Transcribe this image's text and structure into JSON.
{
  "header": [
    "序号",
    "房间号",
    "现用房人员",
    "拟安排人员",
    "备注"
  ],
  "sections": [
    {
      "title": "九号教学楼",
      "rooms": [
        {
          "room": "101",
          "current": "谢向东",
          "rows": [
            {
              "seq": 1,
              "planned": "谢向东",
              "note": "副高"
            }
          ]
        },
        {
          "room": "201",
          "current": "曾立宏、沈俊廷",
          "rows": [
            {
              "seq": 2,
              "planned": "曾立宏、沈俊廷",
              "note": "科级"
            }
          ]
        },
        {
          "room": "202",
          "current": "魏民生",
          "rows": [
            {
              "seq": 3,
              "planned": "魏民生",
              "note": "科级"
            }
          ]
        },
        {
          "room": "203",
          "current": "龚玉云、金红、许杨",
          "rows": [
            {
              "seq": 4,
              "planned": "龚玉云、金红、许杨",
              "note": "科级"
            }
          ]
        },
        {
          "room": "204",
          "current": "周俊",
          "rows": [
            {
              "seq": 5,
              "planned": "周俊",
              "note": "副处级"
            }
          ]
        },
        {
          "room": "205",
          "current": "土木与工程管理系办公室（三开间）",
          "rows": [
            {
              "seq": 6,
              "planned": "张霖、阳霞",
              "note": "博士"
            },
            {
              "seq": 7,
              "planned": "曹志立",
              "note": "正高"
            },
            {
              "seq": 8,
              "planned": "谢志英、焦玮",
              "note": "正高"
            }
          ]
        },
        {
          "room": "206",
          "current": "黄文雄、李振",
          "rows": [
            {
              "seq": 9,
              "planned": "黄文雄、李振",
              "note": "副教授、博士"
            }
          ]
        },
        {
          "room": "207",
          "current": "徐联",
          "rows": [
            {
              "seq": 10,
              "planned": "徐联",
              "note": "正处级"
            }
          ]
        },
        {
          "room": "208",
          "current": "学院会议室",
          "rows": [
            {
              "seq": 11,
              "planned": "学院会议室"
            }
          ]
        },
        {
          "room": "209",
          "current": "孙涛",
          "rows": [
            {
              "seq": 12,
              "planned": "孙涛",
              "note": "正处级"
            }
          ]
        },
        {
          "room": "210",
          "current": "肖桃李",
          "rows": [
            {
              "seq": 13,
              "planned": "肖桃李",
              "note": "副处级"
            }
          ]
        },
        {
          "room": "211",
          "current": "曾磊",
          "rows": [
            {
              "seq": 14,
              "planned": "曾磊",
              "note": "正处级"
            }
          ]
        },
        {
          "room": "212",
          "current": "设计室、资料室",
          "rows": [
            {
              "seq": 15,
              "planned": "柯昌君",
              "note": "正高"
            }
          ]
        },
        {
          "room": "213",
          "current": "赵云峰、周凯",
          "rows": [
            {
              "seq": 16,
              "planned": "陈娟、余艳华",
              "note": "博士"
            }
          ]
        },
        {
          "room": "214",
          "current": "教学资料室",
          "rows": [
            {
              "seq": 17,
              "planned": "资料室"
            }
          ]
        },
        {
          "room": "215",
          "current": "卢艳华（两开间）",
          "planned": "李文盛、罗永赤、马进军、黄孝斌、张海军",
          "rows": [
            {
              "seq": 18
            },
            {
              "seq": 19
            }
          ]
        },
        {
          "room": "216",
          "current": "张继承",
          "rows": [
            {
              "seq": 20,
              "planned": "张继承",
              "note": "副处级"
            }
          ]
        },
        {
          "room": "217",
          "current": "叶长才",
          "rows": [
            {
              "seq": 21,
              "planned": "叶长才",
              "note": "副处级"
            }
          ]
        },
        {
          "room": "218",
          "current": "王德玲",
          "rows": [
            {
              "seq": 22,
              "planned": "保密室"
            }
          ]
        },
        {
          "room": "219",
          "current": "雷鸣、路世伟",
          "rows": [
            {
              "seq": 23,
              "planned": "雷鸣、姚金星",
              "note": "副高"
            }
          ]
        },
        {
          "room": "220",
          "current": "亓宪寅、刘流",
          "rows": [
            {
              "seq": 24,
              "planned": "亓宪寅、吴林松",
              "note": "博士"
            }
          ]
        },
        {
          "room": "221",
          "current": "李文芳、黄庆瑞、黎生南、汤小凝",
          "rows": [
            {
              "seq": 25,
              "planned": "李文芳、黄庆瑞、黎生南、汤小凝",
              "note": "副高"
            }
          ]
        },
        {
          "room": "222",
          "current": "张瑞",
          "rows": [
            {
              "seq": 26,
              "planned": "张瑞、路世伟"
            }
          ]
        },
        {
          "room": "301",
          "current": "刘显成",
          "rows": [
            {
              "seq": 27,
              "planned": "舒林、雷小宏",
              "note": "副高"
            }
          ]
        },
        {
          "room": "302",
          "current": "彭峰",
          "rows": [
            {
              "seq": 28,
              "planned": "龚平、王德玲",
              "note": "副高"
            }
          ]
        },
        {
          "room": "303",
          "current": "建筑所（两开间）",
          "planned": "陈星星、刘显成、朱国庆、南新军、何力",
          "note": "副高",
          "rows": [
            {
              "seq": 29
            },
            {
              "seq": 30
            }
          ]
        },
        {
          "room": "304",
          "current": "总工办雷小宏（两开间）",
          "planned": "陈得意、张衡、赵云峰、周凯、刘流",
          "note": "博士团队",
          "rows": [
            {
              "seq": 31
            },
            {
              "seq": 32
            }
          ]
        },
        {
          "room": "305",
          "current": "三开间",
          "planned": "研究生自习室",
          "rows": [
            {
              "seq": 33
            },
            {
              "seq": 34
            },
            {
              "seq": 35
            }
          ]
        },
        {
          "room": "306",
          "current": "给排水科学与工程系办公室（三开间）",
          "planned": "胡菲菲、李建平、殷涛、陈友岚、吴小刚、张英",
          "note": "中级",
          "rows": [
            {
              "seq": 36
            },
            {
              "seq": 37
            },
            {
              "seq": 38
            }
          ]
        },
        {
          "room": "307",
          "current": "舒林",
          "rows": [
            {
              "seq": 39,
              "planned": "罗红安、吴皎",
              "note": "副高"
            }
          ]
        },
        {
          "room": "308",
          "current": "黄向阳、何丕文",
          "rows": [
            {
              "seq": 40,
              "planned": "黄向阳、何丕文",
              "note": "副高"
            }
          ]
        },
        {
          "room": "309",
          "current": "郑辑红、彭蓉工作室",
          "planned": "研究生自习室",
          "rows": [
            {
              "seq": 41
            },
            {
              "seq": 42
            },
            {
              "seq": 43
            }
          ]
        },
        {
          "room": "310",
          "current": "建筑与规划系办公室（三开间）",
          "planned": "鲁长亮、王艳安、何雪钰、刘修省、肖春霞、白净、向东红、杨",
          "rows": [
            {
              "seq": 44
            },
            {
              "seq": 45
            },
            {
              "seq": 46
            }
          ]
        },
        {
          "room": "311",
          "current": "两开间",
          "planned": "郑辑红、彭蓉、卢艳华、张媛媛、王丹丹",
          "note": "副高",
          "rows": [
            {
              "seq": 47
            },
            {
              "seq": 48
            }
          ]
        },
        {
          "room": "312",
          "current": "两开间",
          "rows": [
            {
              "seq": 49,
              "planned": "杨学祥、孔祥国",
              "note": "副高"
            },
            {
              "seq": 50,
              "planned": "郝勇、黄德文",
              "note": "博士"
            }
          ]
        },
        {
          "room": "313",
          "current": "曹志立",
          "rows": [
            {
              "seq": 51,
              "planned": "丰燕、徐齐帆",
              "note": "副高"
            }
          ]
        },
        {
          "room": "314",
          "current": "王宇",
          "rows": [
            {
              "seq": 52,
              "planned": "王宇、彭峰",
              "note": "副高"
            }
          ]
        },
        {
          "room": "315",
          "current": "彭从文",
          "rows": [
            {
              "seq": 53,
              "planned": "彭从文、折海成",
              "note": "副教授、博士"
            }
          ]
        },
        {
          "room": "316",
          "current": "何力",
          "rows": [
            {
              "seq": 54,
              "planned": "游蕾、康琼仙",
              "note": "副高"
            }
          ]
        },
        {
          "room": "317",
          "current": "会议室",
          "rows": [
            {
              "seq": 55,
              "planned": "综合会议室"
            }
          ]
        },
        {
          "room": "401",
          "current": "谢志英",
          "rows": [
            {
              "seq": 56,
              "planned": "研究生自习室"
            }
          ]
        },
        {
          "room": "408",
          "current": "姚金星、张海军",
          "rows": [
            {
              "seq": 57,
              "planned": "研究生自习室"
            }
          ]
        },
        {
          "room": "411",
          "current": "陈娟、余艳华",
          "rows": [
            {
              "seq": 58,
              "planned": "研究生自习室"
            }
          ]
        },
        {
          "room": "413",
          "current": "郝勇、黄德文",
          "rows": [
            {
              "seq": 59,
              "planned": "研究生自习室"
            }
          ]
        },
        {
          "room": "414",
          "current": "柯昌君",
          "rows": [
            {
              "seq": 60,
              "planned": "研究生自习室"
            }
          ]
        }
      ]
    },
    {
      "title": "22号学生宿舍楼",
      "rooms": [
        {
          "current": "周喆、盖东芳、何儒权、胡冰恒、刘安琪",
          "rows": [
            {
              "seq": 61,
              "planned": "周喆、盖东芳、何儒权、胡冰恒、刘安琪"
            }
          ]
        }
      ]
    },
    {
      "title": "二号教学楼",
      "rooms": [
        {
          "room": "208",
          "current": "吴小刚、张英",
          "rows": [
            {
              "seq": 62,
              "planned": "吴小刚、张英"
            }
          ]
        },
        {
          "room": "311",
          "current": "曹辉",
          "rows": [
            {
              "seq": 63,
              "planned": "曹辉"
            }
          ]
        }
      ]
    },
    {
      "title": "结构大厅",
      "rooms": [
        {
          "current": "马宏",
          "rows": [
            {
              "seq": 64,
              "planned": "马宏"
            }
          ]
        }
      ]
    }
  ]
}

#### TASK
Copy all lines from the material that hold "title".

#### CORRECT OUTPUT
      "title": "九号教学楼",
      "title": "22号学生宿舍楼",
      "title": "二号教学楼",
      "title": "结构大厅",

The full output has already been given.